WORK INSTRUCTIONS
Restate the records below word for word.

[Extracted data entries]
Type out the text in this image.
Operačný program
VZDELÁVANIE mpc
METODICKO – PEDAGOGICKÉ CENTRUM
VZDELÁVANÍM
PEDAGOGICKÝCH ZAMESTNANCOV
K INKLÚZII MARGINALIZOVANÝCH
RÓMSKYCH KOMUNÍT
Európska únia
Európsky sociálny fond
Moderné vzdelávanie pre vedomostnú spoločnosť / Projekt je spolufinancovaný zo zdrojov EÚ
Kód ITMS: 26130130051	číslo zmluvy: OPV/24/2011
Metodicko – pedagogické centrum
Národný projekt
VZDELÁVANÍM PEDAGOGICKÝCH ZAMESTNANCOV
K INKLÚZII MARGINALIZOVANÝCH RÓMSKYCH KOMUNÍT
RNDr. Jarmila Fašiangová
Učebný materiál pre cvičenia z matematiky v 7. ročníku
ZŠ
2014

EXPECTED ANSWER
Type out the text in this image.
Operačný program
VZDELÁVANIE mpc
METODICKO – PEDAGOGICKÉ CENTRUM
VZDELÁVANÍM
PEDAGOGICKÝCH ZAMESTNANCOV
K INKLÚZII MARGINALIZOVANÝCH
RÓMSKYCH KOMUNÍT
Európska únia
Európsky sociálny fond
Moderné vzdelávanie pre vedomostnú spoločnosť / Projekt je spolufinancovaný zo zdrojov EÚ
Kód ITMS: 26130130051	číslo zmluvy: OPV/24/2011
Metodicko – pedagogické centrum
Národný projekt
VZDELÁVANÍM PEDAGOGICKÝCH ZAMESTNANCOV
K INKLÚZII MARGINALIZOVANÝCH RÓMSKYCH KOMUNÍT
RNDr. Jarmila Fašiangová
Učebný materiál pre cvičenia z matematiky v 7. ročníku
ZŠ
2014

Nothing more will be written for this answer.